## EXERCISE
Copy the lines below as they are; omit the images they contain.
>> Begin DATA FOR PROCESSING
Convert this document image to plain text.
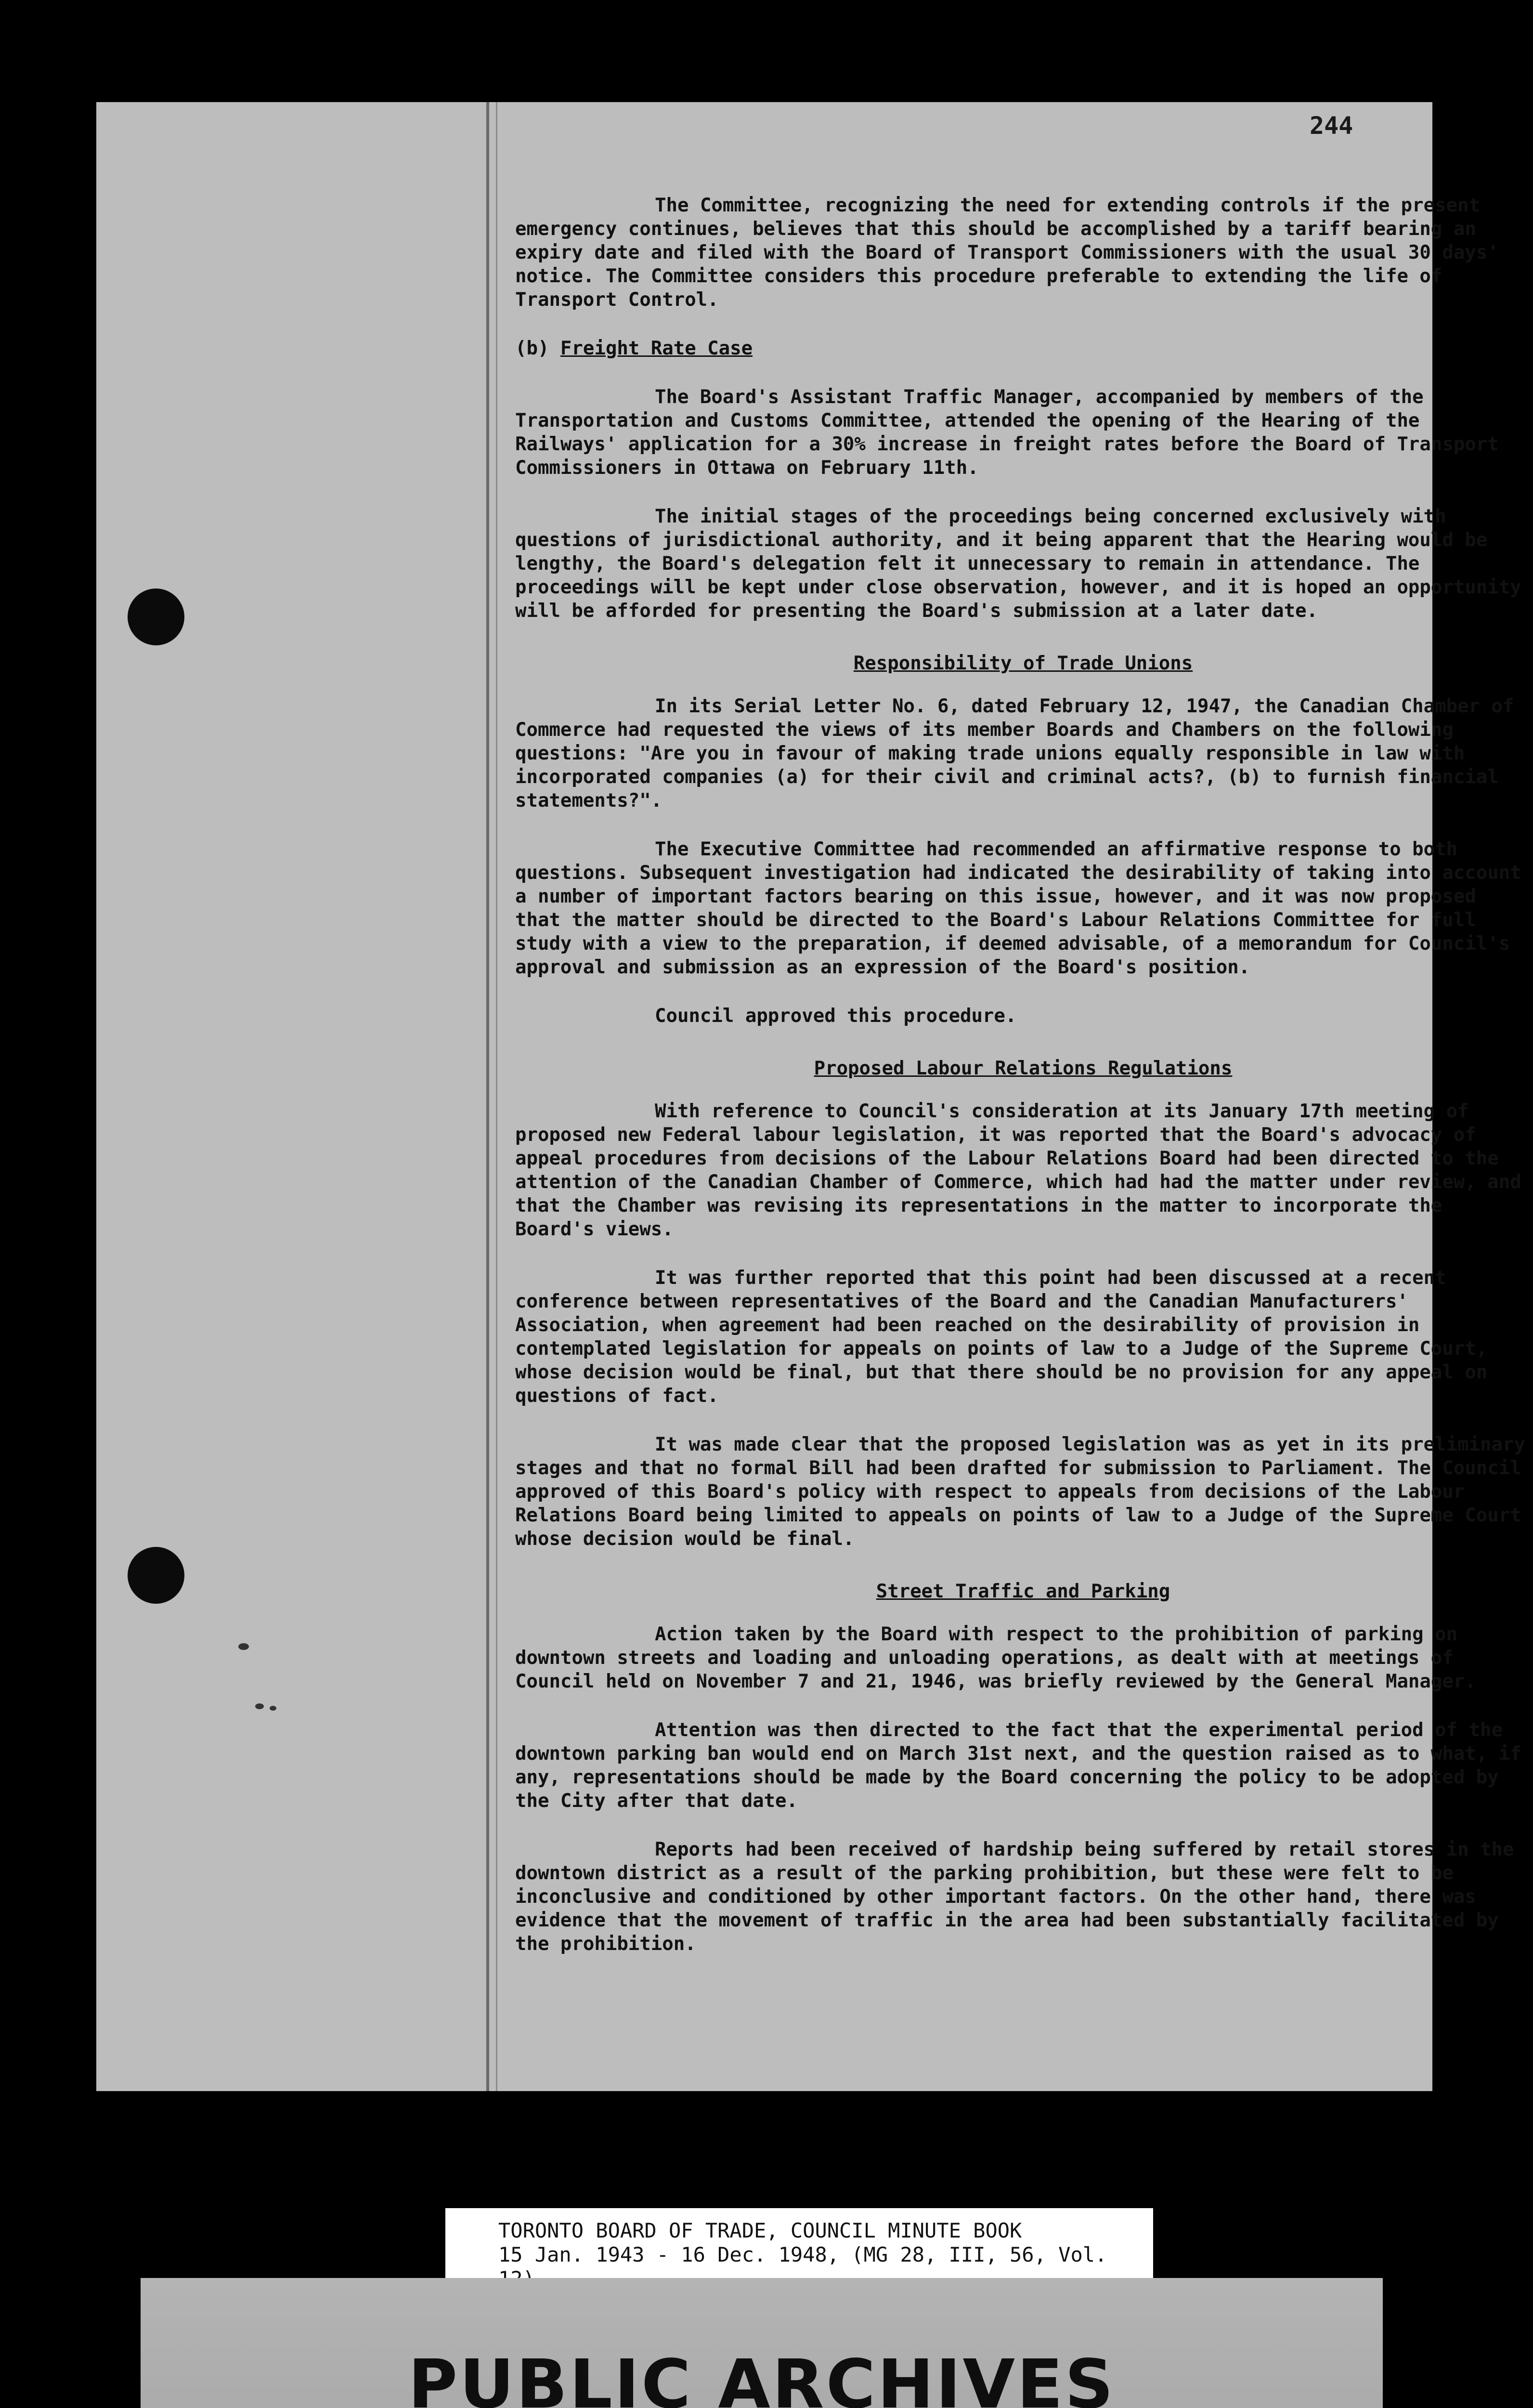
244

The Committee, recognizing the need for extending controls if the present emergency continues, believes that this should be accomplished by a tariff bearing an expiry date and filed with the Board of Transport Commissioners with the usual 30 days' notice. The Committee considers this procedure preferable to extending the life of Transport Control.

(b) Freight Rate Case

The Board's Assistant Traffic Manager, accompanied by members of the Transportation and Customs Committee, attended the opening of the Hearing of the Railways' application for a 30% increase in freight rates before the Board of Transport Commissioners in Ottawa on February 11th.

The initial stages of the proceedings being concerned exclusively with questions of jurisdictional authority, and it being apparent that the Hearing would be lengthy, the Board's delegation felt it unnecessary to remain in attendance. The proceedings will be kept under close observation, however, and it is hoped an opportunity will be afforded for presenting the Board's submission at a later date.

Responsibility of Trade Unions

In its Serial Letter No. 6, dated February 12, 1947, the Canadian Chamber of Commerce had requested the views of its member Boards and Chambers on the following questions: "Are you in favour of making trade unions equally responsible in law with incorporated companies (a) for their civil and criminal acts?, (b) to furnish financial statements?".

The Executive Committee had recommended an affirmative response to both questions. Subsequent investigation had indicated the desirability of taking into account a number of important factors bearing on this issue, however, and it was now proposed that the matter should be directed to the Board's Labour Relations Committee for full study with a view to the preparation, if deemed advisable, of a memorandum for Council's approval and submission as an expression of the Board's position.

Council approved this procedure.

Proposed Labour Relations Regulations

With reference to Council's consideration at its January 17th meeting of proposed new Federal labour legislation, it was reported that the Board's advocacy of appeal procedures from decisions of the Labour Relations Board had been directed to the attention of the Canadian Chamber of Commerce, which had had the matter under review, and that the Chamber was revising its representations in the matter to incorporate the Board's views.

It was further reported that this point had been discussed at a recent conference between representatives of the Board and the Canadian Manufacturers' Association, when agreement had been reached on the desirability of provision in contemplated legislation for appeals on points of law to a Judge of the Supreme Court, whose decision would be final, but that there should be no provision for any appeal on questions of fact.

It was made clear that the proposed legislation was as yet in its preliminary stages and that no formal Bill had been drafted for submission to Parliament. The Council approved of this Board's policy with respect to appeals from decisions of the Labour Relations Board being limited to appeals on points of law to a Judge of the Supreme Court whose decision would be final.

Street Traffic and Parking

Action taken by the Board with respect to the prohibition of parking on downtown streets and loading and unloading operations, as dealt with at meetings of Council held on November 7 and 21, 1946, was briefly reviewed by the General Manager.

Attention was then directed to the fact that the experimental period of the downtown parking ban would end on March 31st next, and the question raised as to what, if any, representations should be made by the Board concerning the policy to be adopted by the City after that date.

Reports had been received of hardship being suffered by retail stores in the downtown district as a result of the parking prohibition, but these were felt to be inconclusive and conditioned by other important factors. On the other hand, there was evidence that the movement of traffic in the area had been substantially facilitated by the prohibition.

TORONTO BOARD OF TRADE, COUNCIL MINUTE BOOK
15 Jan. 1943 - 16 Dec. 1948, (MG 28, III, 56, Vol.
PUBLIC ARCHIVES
>> End DATA FOR PROCESSING
## SOLVED EXERCISE
Convert this document image to plain text.
244

The Committee, recognizing the need for extending controls if the present emergency continues, believes that this should be accomplished by a tariff bearing an expiry date and filed with the Board of Transport Commissioners with the usual 30 days' notice. The Committee considers this procedure preferable to extending the life of Transport Control.

(b) Freight Rate Case

The Board's Assistant Traffic Manager, accompanied by members of the Transportation and Customs Committee, attended the opening of the Hearing of the Railways' application for a 30% increase in freight rates before the Board of Transport Commissioners in Ottawa on February 11th.

The initial stages of the proceedings being concerned exclusively with questions of jurisdictional authority, and it being apparent that the Hearing would be lengthy, the Board's delegation felt it unnecessary to remain in attendance. The proceedings will be kept under close observation, however, and it is hoped an opportunity will be afforded for presenting the Board's submission at a later date.

Responsibility of Trade Unions

In its Serial Letter No. 6, dated February 12, 1947, the Canadian Chamber of Commerce had requested the views of its member Boards and Chambers on the following questions: "Are you in favour of making trade unions equally responsible in law with incorporated companies (a) for their civil and criminal acts?, (b) to furnish financial statements?".

The Executive Committee had recommended an affirmative response to both questions. Subsequent investigation had indicated the desirability of taking into account a number of important factors bearing on this issue, however, and it was now proposed that the matter should be directed to the Board's Labour Relations Committee for full study with a view to the preparation, if deemed advisable, of a memorandum for Council's approval and submission as an expression of the Board's position.

Council approved this procedure.

Proposed Labour Relations Regulations

With reference to Council's consideration at its January 17th meeting of proposed new Federal labour legislation, it was reported that the Board's advocacy of appeal procedures from decisions of the Labour Relations Board had been directed to the attention of the Canadian Chamber of Commerce, which had had the matter under review, and that the Chamber was revising its representations in the matter to incorporate the Board's views.

It was further reported that this point had been discussed at a recent conference between representatives of the Board and the Canadian Manufacturers' Association, when agreement had been reached on the desirability of provision in contemplated legislation for appeals on points of law to a Judge of the Supreme Court, whose decision would be final, but that there should be no provision for any appeal on questions of fact.

It was made clear that the proposed legislation was as yet in its preliminary stages and that no formal Bill had been drafted for submission to Parliament. The Council approved of this Board's policy with respect to appeals from decisions of the Labour Relations Board being limited to appeals on points of law to a Judge of the Supreme Court whose decision would be final.

Street Traffic and Parking

Action taken by the Board with respect to the prohibition of parking on downtown streets and loading and unloading operations, as dealt with at meetings of Council held on November 7 and 21, 1946, was briefly reviewed by the General Manager.

Attention was then directed to the fact that the experimental period of the downtown parking ban would end on March 31st next, and the question raised as to what, if any, representations should be made by the Board concerning the policy to be adopted by the City after that date.

Reports had been received of hardship being suffered by retail stores in the downtown district as a result of the parking prohibition, but these were felt to be inconclusive and conditioned by other important factors. On the other hand, there was evidence that the movement of traffic in the area had been substantially facilitated by the prohibition.

TORONTO BOARD OF TRADE, COUNCIL MINUTE BOOK
15 Jan. 1943 - 16 Dec. 1948, (MG 28, III, 56, Vol.
PUBLIC ARCHIVES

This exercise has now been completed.